**EXERCISE REQUIREMENTS:** Scan the listing below. Report each line that includes "Union".

Records from a data collection

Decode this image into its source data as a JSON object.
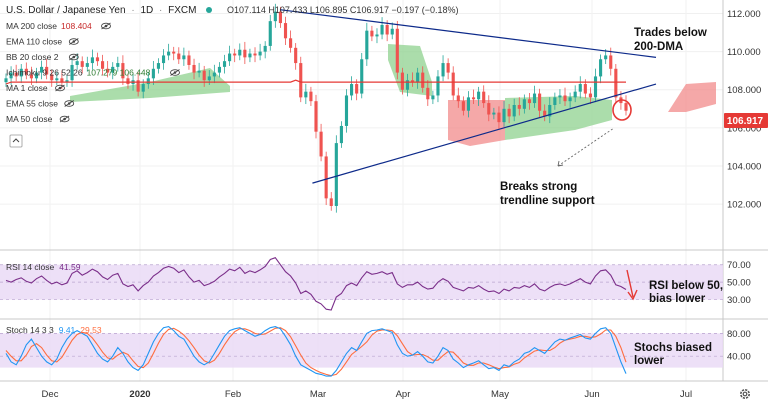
{
  "header": {
    "symbol": "U.S. Dollar / Japanese Yen",
    "interval": "1D",
    "source": "FXCM",
    "ohlc": "O107.114 H107.433 L106.895 C106.917 −0.197 (−0.18%)"
  },
  "legend": [
    {
      "name": "MA 200 close",
      "value": "108.404",
      "color": "#c62828"
    },
    {
      "name": "EMA 110 close",
      "value": "",
      "color": "#555555"
    },
    {
      "name": "BB 20 close 2",
      "value": "",
      "color": "#555555"
    },
    {
      "name": "Ichimoku 9 26 52 26",
      "value": "107.279 106.448",
      "color": "#2e7d32"
    },
    {
      "name": "MA 1 close",
      "value": "",
      "color": "#555555"
    },
    {
      "name": "EMA 55 close",
      "value": "",
      "color": "#555555"
    },
    {
      "name": "MA 50 close",
      "value": "",
      "color": "#555555"
    }
  ],
  "colors": {
    "up": "#26a69a",
    "down": "#ef5350",
    "ma200": "#e53935",
    "trend": "#0d2a8a",
    "rsi": "#7b2f8a",
    "stoch_k": "#2196f3",
    "stoch_d": "#ff6d3f",
    "cloud_green": "#8fd18f",
    "cloud_red": "#f28b8b",
    "last_price": "#e53935",
    "band_fill": "#e8d8f5"
  },
  "annotations": {
    "trades_below": [
      "Trades below",
      "200-DMA"
    ],
    "breaks": [
      "Breaks strong",
      "trendline support"
    ],
    "rsi": [
      "RSI below 50,",
      "bias lower"
    ],
    "stoch": [
      "Stochs biased",
      "lower"
    ]
  },
  "chart_data": {
    "type": "candlestick",
    "price_axis": {
      "ticks": [
        "112.000",
        "110.000",
        "108.000",
        "106.000",
        "104.000",
        "102.000"
      ],
      "range": [
        99.8,
        112.5
      ]
    },
    "last_price": "106.917",
    "time_axis": [
      "Dec",
      "2020",
      "Feb",
      "Mar",
      "Apr",
      "May",
      "Jun",
      "Jul"
    ],
    "price_close": [
      108.6,
      108.9,
      108.7,
      109.1,
      108.8,
      108.6,
      108.9,
      109.2,
      108.8,
      108.5,
      108.6,
      108.4,
      108.5,
      109.3,
      109.5,
      109.2,
      109.4,
      109.7,
      109.5,
      109.1,
      108.9,
      109.2,
      109.4,
      108.6,
      108.3,
      108.5,
      107.9,
      108.3,
      108.6,
      109.1,
      109.4,
      109.8,
      110.0,
      109.9,
      109.6,
      109.8,
      109.3,
      108.9,
      109.0,
      108.5,
      108.7,
      108.9,
      109.2,
      109.5,
      109.9,
      109.8,
      110.1,
      109.7,
      109.9,
      109.8,
      110.0,
      110.3,
      111.6,
      112.1,
      111.5,
      110.7,
      110.2,
      109.4,
      107.6,
      107.9,
      107.4,
      105.8,
      104.5,
      102.3,
      101.9,
      105.2,
      106.1,
      107.7,
      108.3,
      107.8,
      109.6,
      111.1,
      110.8,
      110.9,
      111.4,
      110.9,
      111.2,
      108.9,
      108.0,
      108.5,
      108.4,
      108.9,
      108.1,
      107.5,
      107.7,
      108.7,
      109.4,
      108.9,
      107.7,
      107.4,
      106.9,
      107.6,
      107.5,
      107.9,
      107.3,
      106.7,
      106.8,
      106.3,
      107.0,
      106.6,
      107.2,
      107.0,
      107.5,
      107.3,
      107.8,
      106.9,
      106.6,
      107.2,
      107.6,
      107.7,
      107.4,
      107.6,
      107.9,
      108.3,
      107.8,
      107.6,
      108.7,
      109.6,
      109.8,
      109.1,
      107.6,
      107.3,
      106.9
    ],
    "ma200": [
      108.3,
      108.4,
      108.4,
      108.4,
      108.4,
      108.4,
      108.4,
      108.4,
      108.4,
      108.4,
      108.4,
      108.4,
      108.4,
      108.4,
      108.4,
      108.4,
      108.4,
      108.4,
      108.4,
      108.4,
      108.4,
      108.4,
      108.4,
      108.4,
      108.4,
      108.4,
      108.4,
      108.4,
      108.4,
      108.4,
      108.4,
      108.4,
      108.4,
      108.4,
      108.4,
      108.4,
      108.4,
      108.4,
      108.4,
      108.4,
      108.4,
      108.4,
      108.4,
      108.4,
      108.4,
      108.4,
      108.4,
      108.4,
      108.4,
      108.4,
      108.4,
      108.4,
      108.4,
      108.4,
      108.4,
      108.4,
      108.4,
      108.5,
      108.4,
      108.4,
      108.4,
      108.4,
      108.4,
      108.4,
      108.4,
      108.4,
      108.4,
      108.4,
      108.4,
      108.4,
      108.4,
      108.4,
      108.4,
      108.4,
      108.4,
      108.4,
      108.4,
      108.4,
      108.4,
      108.4,
      108.4,
      108.4,
      108.4,
      108.4,
      108.4,
      108.4,
      108.4,
      108.4,
      108.4,
      108.4,
      108.4,
      108.4,
      108.4,
      108.4,
      108.4,
      108.4,
      108.4,
      108.4,
      108.4,
      108.4,
      108.4,
      108.4,
      108.4,
      108.4,
      108.4,
      108.4,
      108.4,
      108.4,
      108.4,
      108.4,
      108.4,
      108.4,
      108.4,
      108.4,
      108.4,
      108.4,
      108.4,
      108.4,
      108.4,
      108.4,
      108.4,
      108.4,
      108.4
    ],
    "trendlines": [
      {
        "name": "resistance",
        "from": {
          "x": 59,
          "y": 112.2
        },
        "to": {
          "x": 140,
          "y": 109.7
        }
      },
      {
        "name": "support",
        "from": {
          "x": 66,
          "y": 103.1
        },
        "to": {
          "x": 140,
          "y": 108.3
        }
      }
    ],
    "rsi": {
      "label": "RSI 14 close",
      "value": "41.59",
      "ticks": [
        "70.00",
        "50.00",
        "30.00"
      ],
      "range": [
        10,
        80
      ],
      "band": [
        30,
        70
      ],
      "values": [
        52,
        50,
        53,
        55,
        51,
        49,
        54,
        57,
        52,
        48,
        50,
        47,
        49,
        60,
        63,
        58,
        61,
        65,
        62,
        56,
        53,
        58,
        60,
        48,
        45,
        47,
        40,
        46,
        50,
        57,
        61,
        66,
        68,
        66,
        61,
        64,
        56,
        50,
        52,
        46,
        48,
        51,
        56,
        60,
        65,
        63,
        67,
        60,
        63,
        61,
        64,
        68,
        76,
        78,
        70,
        62,
        57,
        49,
        37,
        40,
        36,
        28,
        25,
        19,
        18,
        33,
        37,
        46,
        49,
        46,
        55,
        62,
        59,
        60,
        62,
        59,
        61,
        48,
        44,
        47,
        47,
        50,
        45,
        42,
        43,
        50,
        54,
        51,
        44,
        42,
        40,
        44,
        43,
        46,
        42,
        39,
        40,
        37,
        42,
        40,
        44,
        43,
        46,
        44,
        48,
        42,
        40,
        44,
        47,
        48,
        46,
        48,
        51,
        54,
        50,
        48,
        57,
        63,
        64,
        58,
        47,
        45,
        41.6
      ]
    },
    "stoch": {
      "label": "Stoch 14 3 3",
      "k_value": "9.41",
      "d_value": "29.53",
      "ticks": [
        "80.00",
        "40.00"
      ],
      "range": [
        0,
        100
      ],
      "band": [
        20,
        80
      ],
      "k": [
        45,
        30,
        25,
        40,
        60,
        70,
        55,
        40,
        30,
        25,
        35,
        55,
        70,
        80,
        85,
        80,
        75,
        60,
        45,
        35,
        30,
        40,
        55,
        45,
        30,
        20,
        15,
        25,
        45,
        65,
        80,
        90,
        92,
        85,
        75,
        70,
        55,
        40,
        30,
        25,
        30,
        45,
        60,
        75,
        85,
        88,
        90,
        85,
        80,
        75,
        78,
        85,
        90,
        92,
        88,
        75,
        60,
        40,
        25,
        20,
        15,
        10,
        8,
        5,
        5,
        15,
        30,
        45,
        55,
        50,
        65,
        80,
        85,
        86,
        88,
        85,
        82,
        60,
        45,
        40,
        42,
        48,
        40,
        30,
        28,
        40,
        55,
        50,
        35,
        28,
        20,
        25,
        28,
        32,
        25,
        18,
        20,
        15,
        25,
        22,
        30,
        35,
        45,
        48,
        55,
        50,
        45,
        55,
        65,
        70,
        68,
        72,
        75,
        78,
        72,
        70,
        80,
        88,
        90,
        80,
        55,
        30,
        9.4
      ],
      "d": [
        50,
        40,
        32,
        32,
        42,
        57,
        62,
        55,
        42,
        32,
        30,
        38,
        53,
        68,
        78,
        82,
        80,
        72,
        60,
        47,
        37,
        35,
        42,
        47,
        43,
        32,
        22,
        20,
        28,
        45,
        63,
        78,
        87,
        89,
        84,
        77,
        67,
        55,
        42,
        32,
        28,
        33,
        45,
        60,
        73,
        83,
        88,
        88,
        85,
        80,
        78,
        79,
        84,
        89,
        90,
        85,
        74,
        58,
        42,
        28,
        20,
        15,
        11,
        8,
        6,
        8,
        17,
        30,
        43,
        50,
        57,
        65,
        77,
        84,
        86,
        86,
        85,
        76,
        62,
        48,
        42,
        43,
        43,
        39,
        33,
        33,
        41,
        48,
        47,
        38,
        28,
        24,
        24,
        28,
        28,
        25,
        21,
        18,
        20,
        21,
        26,
        29,
        37,
        43,
        49,
        51,
        50,
        50,
        55,
        63,
        68,
        70,
        72,
        75,
        75,
        73,
        74,
        79,
        86,
        86,
        75,
        55,
        29.5
      ]
    }
  }
}
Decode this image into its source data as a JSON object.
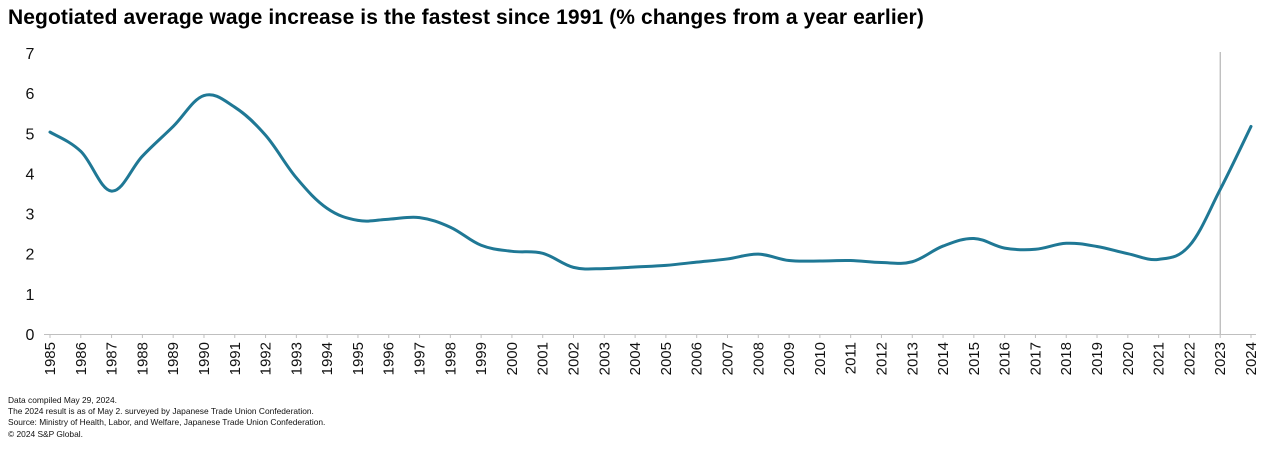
{
  "chart_data": {
    "type": "line",
    "title": "Negotiated average wage increase is the fastest since 1991 (% changes from a year earlier)",
    "xlabel": "",
    "ylabel": "",
    "ylim": [
      0,
      7
    ],
    "yticks": [
      0,
      1,
      2,
      3,
      4,
      5,
      6,
      7
    ],
    "categories": [
      "1985",
      "1986",
      "1987",
      "1988",
      "1989",
      "1990",
      "1991",
      "1992",
      "1993",
      "1994",
      "1995",
      "1996",
      "1997",
      "1998",
      "1999",
      "2000",
      "2001",
      "2002",
      "2003",
      "2004",
      "2005",
      "2006",
      "2007",
      "2008",
      "2009",
      "2010",
      "2011",
      "2012",
      "2013",
      "2014",
      "2015",
      "2016",
      "2017",
      "2018",
      "2019",
      "2020",
      "2021",
      "2022",
      "2023",
      "2024"
    ],
    "series": [
      {
        "values": [
          5.03,
          4.55,
          3.56,
          4.43,
          5.17,
          5.94,
          5.65,
          4.95,
          3.89,
          3.13,
          2.83,
          2.86,
          2.9,
          2.66,
          2.21,
          2.06,
          2.01,
          1.66,
          1.63,
          1.67,
          1.71,
          1.79,
          1.87,
          1.99,
          1.83,
          1.82,
          1.83,
          1.78,
          1.8,
          2.19,
          2.38,
          2.14,
          2.11,
          2.26,
          2.18,
          2.0,
          1.86,
          2.2,
          3.6,
          5.17
        ],
        "color": "#1f7895"
      }
    ],
    "marker_line_after": "2023",
    "grid": false,
    "legend": "none"
  },
  "footnotes": [
    "Data compiled May 29, 2024.",
    "The 2024 result is as of May 2. surveyed by Japanese Trade Union Confederation.",
    "Source: Ministry of Health, Labor, and Welfare, Japanese Trade Union Confederation.",
    "© 2024 S&P Global."
  ]
}
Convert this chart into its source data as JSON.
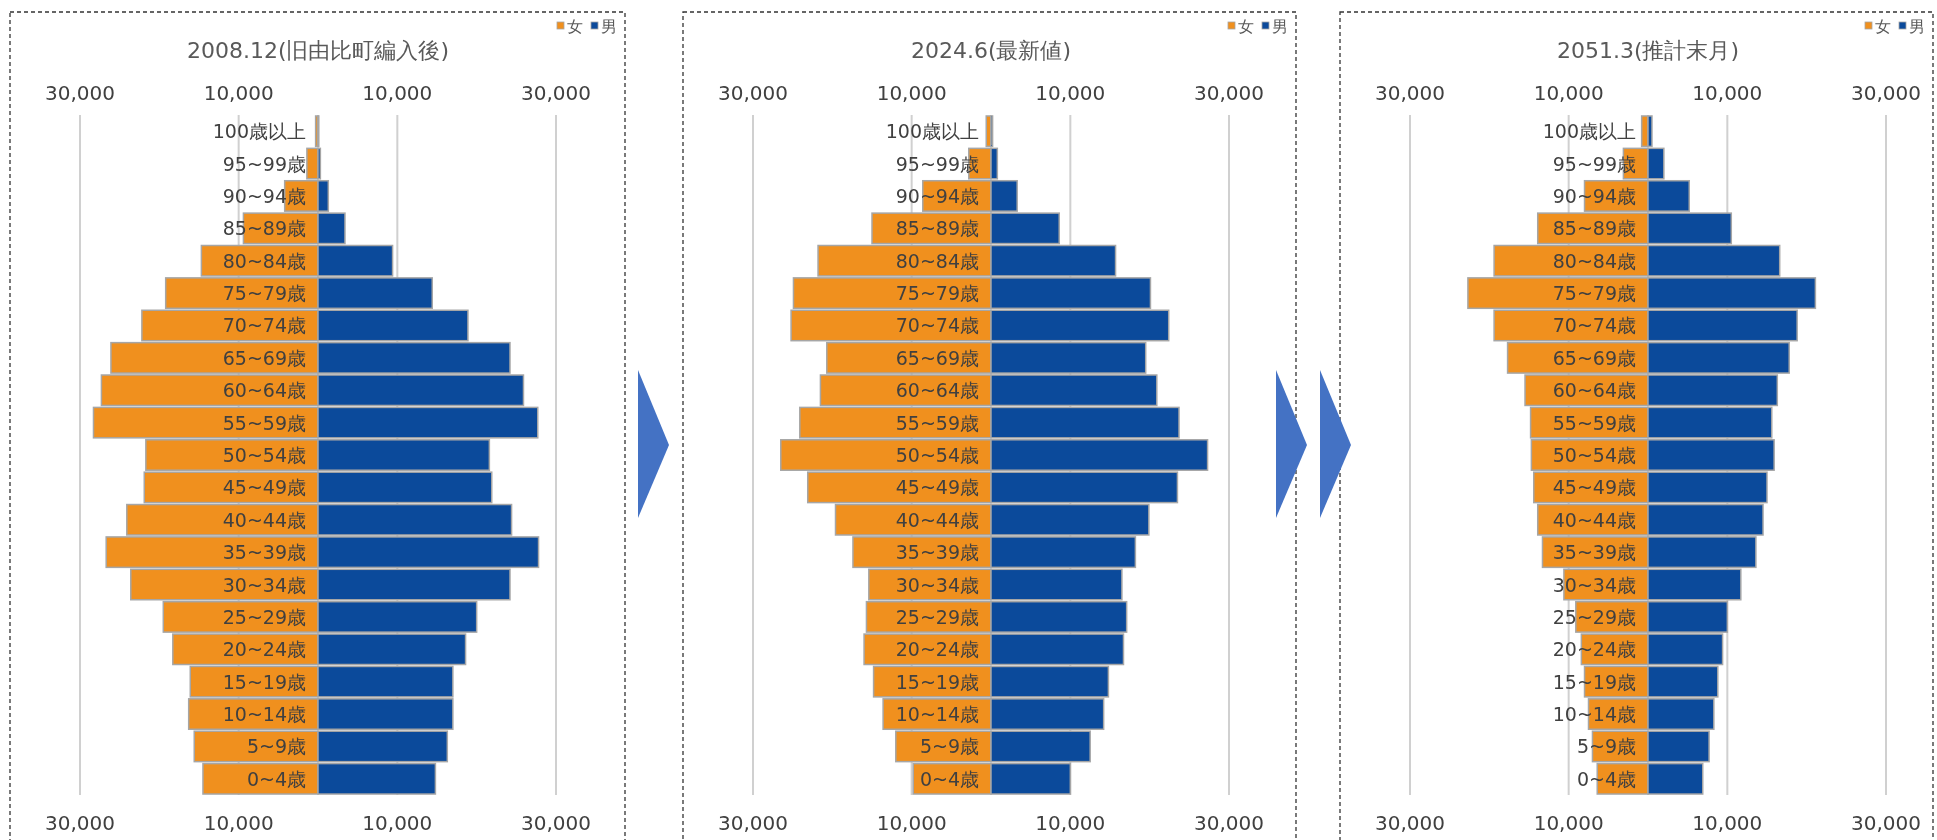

**ANSWER IN FULL:**
    "The 2024 result is as of May 2. surveyed by Japanese Trade Union Confederation.",
    "Source: Ministry of Health, Labor, and Welfare, Japanese Trade Union Confederation.",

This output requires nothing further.